Stored data:
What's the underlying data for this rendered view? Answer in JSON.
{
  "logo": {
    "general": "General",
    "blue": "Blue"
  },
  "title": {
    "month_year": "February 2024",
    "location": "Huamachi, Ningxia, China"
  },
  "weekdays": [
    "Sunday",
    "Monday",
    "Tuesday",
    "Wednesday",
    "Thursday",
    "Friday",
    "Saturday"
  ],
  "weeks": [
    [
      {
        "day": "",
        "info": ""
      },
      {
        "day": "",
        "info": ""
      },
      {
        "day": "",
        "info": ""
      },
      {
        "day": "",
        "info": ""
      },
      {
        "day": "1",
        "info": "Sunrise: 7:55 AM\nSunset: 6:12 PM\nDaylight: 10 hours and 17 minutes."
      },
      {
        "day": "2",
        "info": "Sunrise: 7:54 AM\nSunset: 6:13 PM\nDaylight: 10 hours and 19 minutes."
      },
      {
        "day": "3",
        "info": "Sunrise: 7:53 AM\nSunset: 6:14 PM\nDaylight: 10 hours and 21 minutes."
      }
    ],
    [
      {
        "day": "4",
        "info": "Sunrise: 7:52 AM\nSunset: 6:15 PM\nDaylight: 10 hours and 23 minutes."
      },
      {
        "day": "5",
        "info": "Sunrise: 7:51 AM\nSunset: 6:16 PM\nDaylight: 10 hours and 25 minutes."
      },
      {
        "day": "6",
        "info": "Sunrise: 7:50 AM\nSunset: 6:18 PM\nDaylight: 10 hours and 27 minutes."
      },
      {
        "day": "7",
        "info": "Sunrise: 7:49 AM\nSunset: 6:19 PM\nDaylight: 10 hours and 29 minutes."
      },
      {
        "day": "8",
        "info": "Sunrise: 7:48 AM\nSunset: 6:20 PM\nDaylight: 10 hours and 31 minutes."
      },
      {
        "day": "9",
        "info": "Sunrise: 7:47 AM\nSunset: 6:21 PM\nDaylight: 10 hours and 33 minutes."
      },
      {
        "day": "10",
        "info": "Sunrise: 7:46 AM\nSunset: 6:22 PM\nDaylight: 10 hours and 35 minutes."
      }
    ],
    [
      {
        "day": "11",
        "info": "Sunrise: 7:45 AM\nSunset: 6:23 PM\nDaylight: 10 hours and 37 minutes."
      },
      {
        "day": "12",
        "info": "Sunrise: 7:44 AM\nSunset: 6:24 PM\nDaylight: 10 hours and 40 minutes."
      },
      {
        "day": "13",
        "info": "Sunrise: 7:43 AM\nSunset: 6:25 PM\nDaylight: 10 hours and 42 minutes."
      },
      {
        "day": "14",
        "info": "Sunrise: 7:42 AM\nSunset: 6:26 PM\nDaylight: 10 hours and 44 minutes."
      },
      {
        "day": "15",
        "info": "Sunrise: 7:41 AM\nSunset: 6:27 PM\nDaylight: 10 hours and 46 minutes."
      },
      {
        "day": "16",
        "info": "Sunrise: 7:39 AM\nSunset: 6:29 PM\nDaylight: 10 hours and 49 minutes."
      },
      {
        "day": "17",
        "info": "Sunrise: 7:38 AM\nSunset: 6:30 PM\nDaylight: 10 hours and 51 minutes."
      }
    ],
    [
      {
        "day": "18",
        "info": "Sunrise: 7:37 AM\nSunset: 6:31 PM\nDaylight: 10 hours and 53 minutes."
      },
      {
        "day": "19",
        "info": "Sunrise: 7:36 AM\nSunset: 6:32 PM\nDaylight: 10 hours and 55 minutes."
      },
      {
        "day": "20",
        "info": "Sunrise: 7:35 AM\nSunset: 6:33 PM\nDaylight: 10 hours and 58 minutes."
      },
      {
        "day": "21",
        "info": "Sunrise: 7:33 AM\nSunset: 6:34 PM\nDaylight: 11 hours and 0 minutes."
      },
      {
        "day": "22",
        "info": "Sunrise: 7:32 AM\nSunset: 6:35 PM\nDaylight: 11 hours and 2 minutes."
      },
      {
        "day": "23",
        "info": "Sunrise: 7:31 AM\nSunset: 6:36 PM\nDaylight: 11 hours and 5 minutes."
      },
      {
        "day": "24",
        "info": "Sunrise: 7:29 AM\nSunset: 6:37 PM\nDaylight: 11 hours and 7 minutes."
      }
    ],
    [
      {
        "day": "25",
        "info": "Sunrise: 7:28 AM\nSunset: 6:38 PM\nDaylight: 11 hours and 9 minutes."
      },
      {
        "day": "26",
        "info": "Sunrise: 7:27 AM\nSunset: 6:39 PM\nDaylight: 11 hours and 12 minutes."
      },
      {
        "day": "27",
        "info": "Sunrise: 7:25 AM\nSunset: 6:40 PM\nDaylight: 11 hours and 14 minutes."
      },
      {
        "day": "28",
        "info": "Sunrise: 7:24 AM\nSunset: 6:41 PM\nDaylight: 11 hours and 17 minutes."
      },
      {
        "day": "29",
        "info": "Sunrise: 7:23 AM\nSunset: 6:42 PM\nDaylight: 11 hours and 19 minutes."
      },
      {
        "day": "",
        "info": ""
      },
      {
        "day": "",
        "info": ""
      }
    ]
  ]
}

Your instructions:
Reproduce the complete data exactly as presented above.

Answer:
What's the underlying data for this rendered view? Answer in JSON.
{
  "logo": {
    "general": "General",
    "blue": "Blue"
  },
  "title": {
    "month_year": "February 2024",
    "location": "Huamachi, Ningxia, China"
  },
  "weekdays": [
    "Sunday",
    "Monday",
    "Tuesday",
    "Wednesday",
    "Thursday",
    "Friday",
    "Saturday"
  ],
  "weeks": [
    [
      {
        "day": "",
        "info": ""
      },
      {
        "day": "",
        "info": ""
      },
      {
        "day": "",
        "info": ""
      },
      {
        "day": "",
        "info": ""
      },
      {
        "day": "1",
        "info": "Sunrise: 7:55 AM\nSunset: 6:12 PM\nDaylight: 10 hours and 17 minutes."
      },
      {
        "day": "2",
        "info": "Sunrise: 7:54 AM\nSunset: 6:13 PM\nDaylight: 10 hours and 19 minutes."
      },
      {
        "day": "3",
        "info": "Sunrise: 7:53 AM\nSunset: 6:14 PM\nDaylight: 10 hours and 21 minutes."
      }
    ],
    [
      {
        "day": "4",
        "info": "Sunrise: 7:52 AM\nSunset: 6:15 PM\nDaylight: 10 hours and 23 minutes."
      },
      {
        "day": "5",
        "info": "Sunrise: 7:51 AM\nSunset: 6:16 PM\nDaylight: 10 hours and 25 minutes."
      },
      {
        "day": "6",
        "info": "Sunrise: 7:50 AM\nSunset: 6:18 PM\nDaylight: 10 hours and 27 minutes."
      },
      {
        "day": "7",
        "info": "Sunrise: 7:49 AM\nSunset: 6:19 PM\nDaylight: 10 hours and 29 minutes."
      },
      {
        "day": "8",
        "info": "Sunrise: 7:48 AM\nSunset: 6:20 PM\nDaylight: 10 hours and 31 minutes."
      },
      {
        "day": "9",
        "info": "Sunrise: 7:47 AM\nSunset: 6:21 PM\nDaylight: 10 hours and 33 minutes."
      },
      {
        "day": "10",
        "info": "Sunrise: 7:46 AM\nSunset: 6:22 PM\nDaylight: 10 hours and 35 minutes."
      }
    ],
    [
      {
        "day": "11",
        "info": "Sunrise: 7:45 AM\nSunset: 6:23 PM\nDaylight: 10 hours and 37 minutes."
      },
      {
        "day": "12",
        "info": "Sunrise: 7:44 AM\nSunset: 6:24 PM\nDaylight: 10 hours and 40 minutes."
      },
      {
        "day": "13",
        "info": "Sunrise: 7:43 AM\nSunset: 6:25 PM\nDaylight: 10 hours and 42 minutes."
      },
      {
        "day": "14",
        "info": "Sunrise: 7:42 AM\nSunset: 6:26 PM\nDaylight: 10 hours and 44 minutes."
      },
      {
        "day": "15",
        "info": "Sunrise: 7:41 AM\nSunset: 6:27 PM\nDaylight: 10 hours and 46 minutes."
      },
      {
        "day": "16",
        "info": "Sunrise: 7:39 AM\nSunset: 6:29 PM\nDaylight: 10 hours and 49 minutes."
      },
      {
        "day": "17",
        "info": "Sunrise: 7:38 AM\nSunset: 6:30 PM\nDaylight: 10 hours and 51 minutes."
      }
    ],
    [
      {
        "day": "18",
        "info": "Sunrise: 7:37 AM\nSunset: 6:31 PM\nDaylight: 10 hours and 53 minutes."
      },
      {
        "day": "19",
        "info": "Sunrise: 7:36 AM\nSunset: 6:32 PM\nDaylight: 10 hours and 55 minutes."
      },
      {
        "day": "20",
        "info": "Sunrise: 7:35 AM\nSunset: 6:33 PM\nDaylight: 10 hours and 58 minutes."
      },
      {
        "day": "21",
        "info": "Sunrise: 7:33 AM\nSunset: 6:34 PM\nDaylight: 11 hours and 0 minutes."
      },
      {
        "day": "22",
        "info": "Sunrise: 7:32 AM\nSunset: 6:35 PM\nDaylight: 11 hours and 2 minutes."
      },
      {
        "day": "23",
        "info": "Sunrise: 7:31 AM\nSunset: 6:36 PM\nDaylight: 11 hours and 5 minutes."
      },
      {
        "day": "24",
        "info": "Sunrise: 7:29 AM\nSunset: 6:37 PM\nDaylight: 11 hours and 7 minutes."
      }
    ],
    [
      {
        "day": "25",
        "info": "Sunrise: 7:28 AM\nSunset: 6:38 PM\nDaylight: 11 hours and 9 minutes."
      },
      {
        "day": "26",
        "info": "Sunrise: 7:27 AM\nSunset: 6:39 PM\nDaylight: 11 hours and 12 minutes."
      },
      {
        "day": "27",
        "info": "Sunrise: 7:25 AM\nSunset: 6:40 PM\nDaylight: 11 hours and 14 minutes."
      },
      {
        "day": "28",
        "info": "Sunrise: 7:24 AM\nSunset: 6:41 PM\nDaylight: 11 hours and 17 minutes."
      },
      {
        "day": "29",
        "info": "Sunrise: 7:23 AM\nSunset: 6:42 PM\nDaylight: 11 hours and 19 minutes."
      },
      {
        "day": "",
        "info": ""
      },
      {
        "day": "",
        "info": ""
      }
    ]
  ]
}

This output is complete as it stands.